Copy the records below exactly as they are written.

Dataset entries
....
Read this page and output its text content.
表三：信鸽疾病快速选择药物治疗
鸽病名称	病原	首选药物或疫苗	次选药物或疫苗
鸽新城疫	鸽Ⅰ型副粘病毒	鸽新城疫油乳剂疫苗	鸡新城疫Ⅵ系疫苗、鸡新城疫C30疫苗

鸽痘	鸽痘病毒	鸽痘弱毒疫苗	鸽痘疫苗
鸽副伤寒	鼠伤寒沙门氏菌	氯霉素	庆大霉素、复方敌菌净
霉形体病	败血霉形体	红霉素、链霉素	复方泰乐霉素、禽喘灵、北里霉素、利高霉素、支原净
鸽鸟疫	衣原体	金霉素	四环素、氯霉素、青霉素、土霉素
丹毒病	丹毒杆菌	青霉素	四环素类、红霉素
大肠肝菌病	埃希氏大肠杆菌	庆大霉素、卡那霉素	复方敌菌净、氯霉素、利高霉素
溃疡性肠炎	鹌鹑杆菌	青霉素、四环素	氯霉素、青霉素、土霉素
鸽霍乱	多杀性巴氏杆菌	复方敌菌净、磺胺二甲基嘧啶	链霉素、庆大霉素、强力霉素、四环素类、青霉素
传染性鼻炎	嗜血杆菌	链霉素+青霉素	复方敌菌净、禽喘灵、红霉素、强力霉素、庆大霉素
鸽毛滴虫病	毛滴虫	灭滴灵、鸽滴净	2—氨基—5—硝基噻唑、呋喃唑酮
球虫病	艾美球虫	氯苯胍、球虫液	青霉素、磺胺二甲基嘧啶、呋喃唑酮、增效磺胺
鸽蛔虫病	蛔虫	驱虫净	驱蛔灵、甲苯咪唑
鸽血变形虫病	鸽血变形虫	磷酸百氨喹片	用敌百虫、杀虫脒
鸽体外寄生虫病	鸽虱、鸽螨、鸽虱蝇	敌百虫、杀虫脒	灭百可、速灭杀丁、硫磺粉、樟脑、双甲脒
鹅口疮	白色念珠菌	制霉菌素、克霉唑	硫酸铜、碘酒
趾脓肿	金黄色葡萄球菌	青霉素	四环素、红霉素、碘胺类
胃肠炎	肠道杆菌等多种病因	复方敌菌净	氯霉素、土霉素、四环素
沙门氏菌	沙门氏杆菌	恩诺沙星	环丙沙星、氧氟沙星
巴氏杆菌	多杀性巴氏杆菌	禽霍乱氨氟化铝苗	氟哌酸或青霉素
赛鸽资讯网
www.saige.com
....
* **Output below**:
Read this page and output its text content.
表三：信鸽疾病快速选择药物治疗
鸽病名称	病原	首选药物或疫苗	次选药物或疫苗
鸽新城疫	鸽Ⅰ型副粘病毒	鸽新城疫油乳剂疫苗	鸡新城疫Ⅵ系疫苗、鸡新城疫C30疫苗

鸽痘	鸽痘病毒	鸽痘弱毒疫苗	鸽痘疫苗
鸽副伤寒	鼠伤寒沙门氏菌	氯霉素	庆大霉素、复方敌菌净
霉形体病	败血霉形体	红霉素、链霉素	复方泰乐霉素、禽喘灵、北里霉素、利高霉素、支原净
鸽鸟疫	衣原体	金霉素	四环素、氯霉素、青霉素、土霉素
丹毒病	丹毒杆菌	青霉素	四环素类、红霉素
大肠肝菌病	埃希氏大肠杆菌	庆大霉素、卡那霉素	复方敌菌净、氯霉素、利高霉素
溃疡性肠炎	鹌鹑杆菌	青霉素、四环素	氯霉素、青霉素、土霉素
鸽霍乱	多杀性巴氏杆菌	复方敌菌净、磺胺二甲基嘧啶	链霉素、庆大霉素、强力霉素、四环素类、青霉素
传染性鼻炎	嗜血杆菌	链霉素+青霉素	复方敌菌净、禽喘灵、红霉素、强力霉素、庆大霉素
鸽毛滴虫病	毛滴虫	灭滴灵、鸽滴净	2—氨基—5—硝基噻唑、呋喃唑酮
球虫病	艾美球虫	氯苯胍、球虫液	青霉素、磺胺二甲基嘧啶、呋喃唑酮、增效磺胺
鸽蛔虫病	蛔虫	驱虫净	驱蛔灵、甲苯咪唑
鸽血变形虫病	鸽血变形虫	磷酸百氨喹片	用敌百虫、杀虫脒
鸽体外寄生虫病	鸽虱、鸽螨、鸽虱蝇	敌百虫、杀虫脒	灭百可、速灭杀丁、硫磺粉、樟脑、双甲脒
鹅口疮	白色念珠菌	制霉菌素、克霉唑	硫酸铜、碘酒
趾脓肿	金黄色葡萄球菌	青霉素	四环素、红霉素、碘胺类
胃肠炎	肠道杆菌等多种病因	复方敌菌净	氯霉素、土霉素、四环素
沙门氏菌	沙门氏杆菌	恩诺沙星	环丙沙星、氧氟沙星
巴氏杆菌	多杀性巴氏杆菌	禽霍乱氨氟化铝苗	氟哌酸或青霉素
赛鸽资讯网
www.saige.com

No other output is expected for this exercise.